"""
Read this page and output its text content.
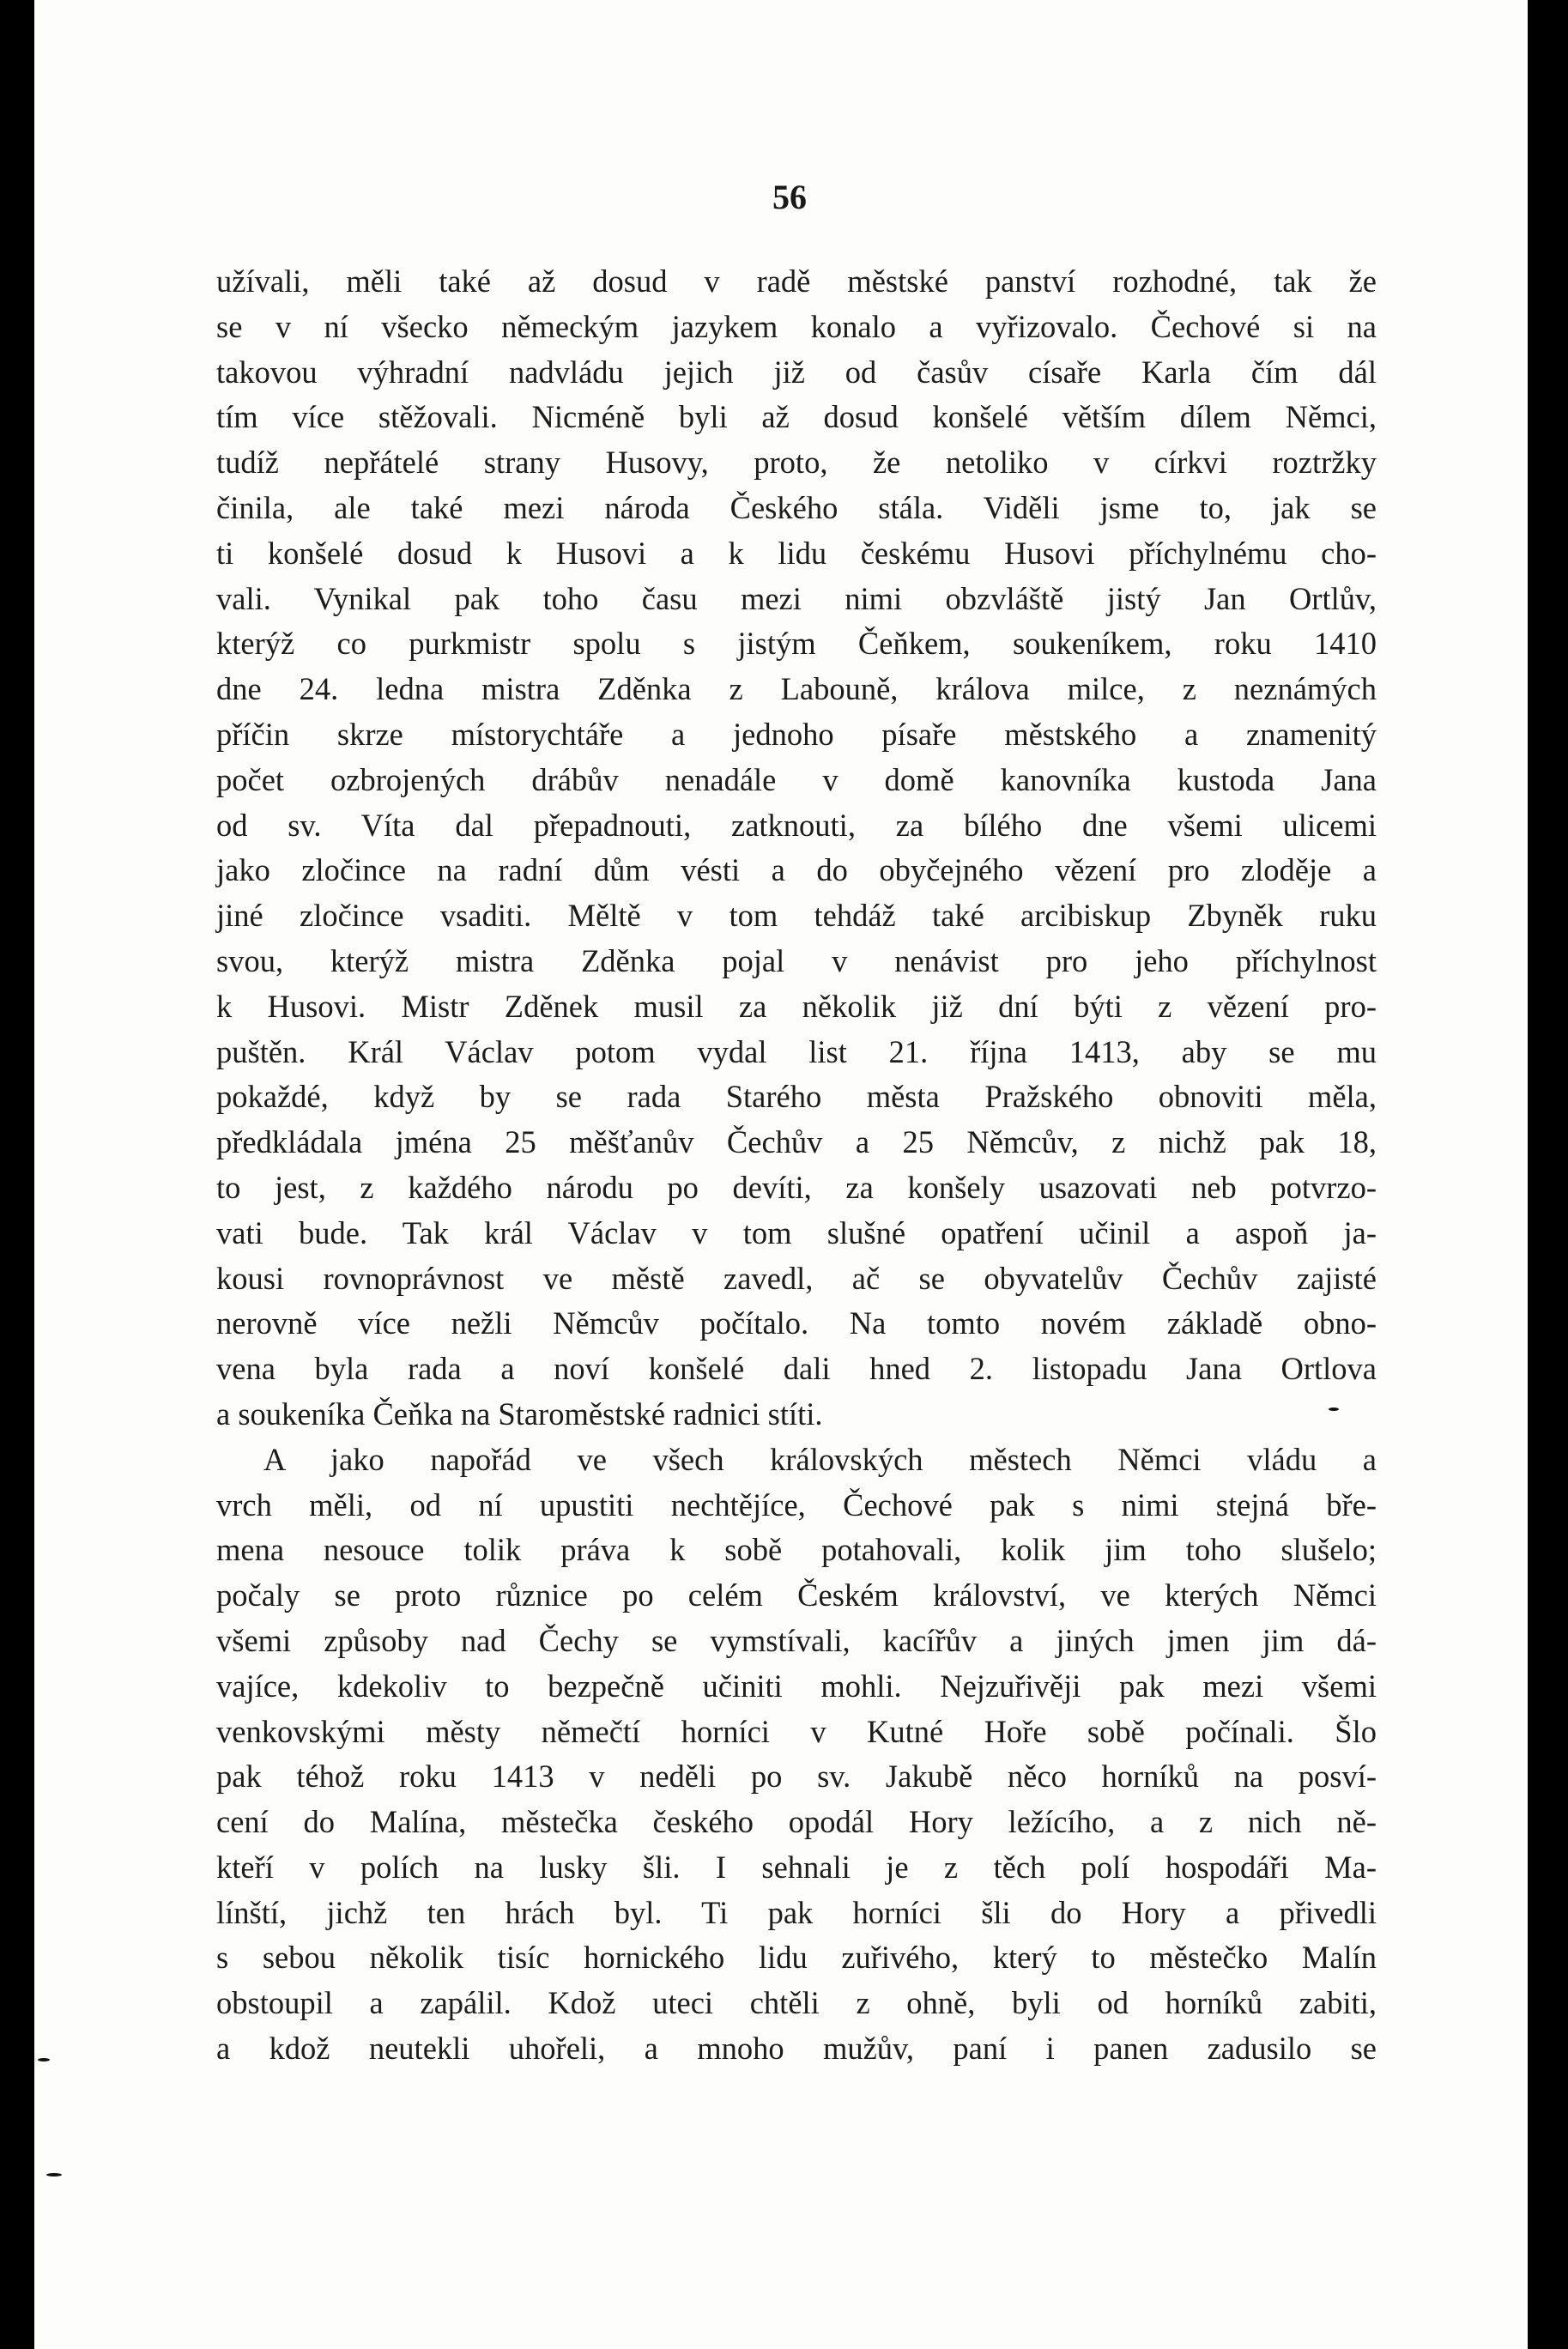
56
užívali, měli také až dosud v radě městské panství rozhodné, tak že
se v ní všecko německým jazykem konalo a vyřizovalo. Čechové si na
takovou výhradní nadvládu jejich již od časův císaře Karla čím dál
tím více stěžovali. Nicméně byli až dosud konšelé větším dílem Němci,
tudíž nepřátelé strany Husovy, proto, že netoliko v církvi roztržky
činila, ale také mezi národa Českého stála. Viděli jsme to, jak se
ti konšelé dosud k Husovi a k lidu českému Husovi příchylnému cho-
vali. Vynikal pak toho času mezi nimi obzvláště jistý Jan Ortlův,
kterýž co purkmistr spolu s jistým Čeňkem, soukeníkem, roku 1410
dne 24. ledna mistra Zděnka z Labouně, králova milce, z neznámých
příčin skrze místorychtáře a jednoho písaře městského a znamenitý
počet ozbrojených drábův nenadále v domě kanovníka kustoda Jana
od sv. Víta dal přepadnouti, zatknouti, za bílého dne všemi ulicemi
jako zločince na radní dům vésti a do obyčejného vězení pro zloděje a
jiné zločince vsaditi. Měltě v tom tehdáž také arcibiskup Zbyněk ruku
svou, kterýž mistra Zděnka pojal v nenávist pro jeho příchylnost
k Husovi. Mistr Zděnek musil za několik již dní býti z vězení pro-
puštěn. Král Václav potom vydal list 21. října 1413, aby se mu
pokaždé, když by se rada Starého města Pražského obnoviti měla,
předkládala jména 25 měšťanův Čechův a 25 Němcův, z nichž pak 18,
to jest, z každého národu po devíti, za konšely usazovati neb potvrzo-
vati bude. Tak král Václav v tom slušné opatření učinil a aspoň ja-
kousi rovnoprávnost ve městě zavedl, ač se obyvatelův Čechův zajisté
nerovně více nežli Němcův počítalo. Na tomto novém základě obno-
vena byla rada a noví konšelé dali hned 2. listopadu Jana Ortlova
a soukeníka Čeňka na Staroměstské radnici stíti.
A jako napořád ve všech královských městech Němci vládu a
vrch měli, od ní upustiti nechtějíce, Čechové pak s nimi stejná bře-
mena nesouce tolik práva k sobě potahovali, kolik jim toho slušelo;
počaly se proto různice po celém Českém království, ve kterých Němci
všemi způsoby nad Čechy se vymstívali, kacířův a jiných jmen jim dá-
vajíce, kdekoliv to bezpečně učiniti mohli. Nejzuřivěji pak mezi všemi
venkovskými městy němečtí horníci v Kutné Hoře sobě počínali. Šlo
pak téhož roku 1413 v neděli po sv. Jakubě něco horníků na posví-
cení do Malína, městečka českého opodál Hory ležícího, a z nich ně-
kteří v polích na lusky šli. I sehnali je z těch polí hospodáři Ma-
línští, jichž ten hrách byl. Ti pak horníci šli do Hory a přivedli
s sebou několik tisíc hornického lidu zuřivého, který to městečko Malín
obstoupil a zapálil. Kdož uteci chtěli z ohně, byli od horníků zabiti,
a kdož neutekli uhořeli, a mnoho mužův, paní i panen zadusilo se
"""
_WRITTEN REQUEST:_ Gather each line in the data that holds the string "Husovi".

_SOLUTION TO THE PROBLEM:_
ti konšelé dosud k Husovi a k lidu českému Husovi příchylnému cho-
k Husovi. Mistr Zděnek musil za několik již dní býti z vězení pro-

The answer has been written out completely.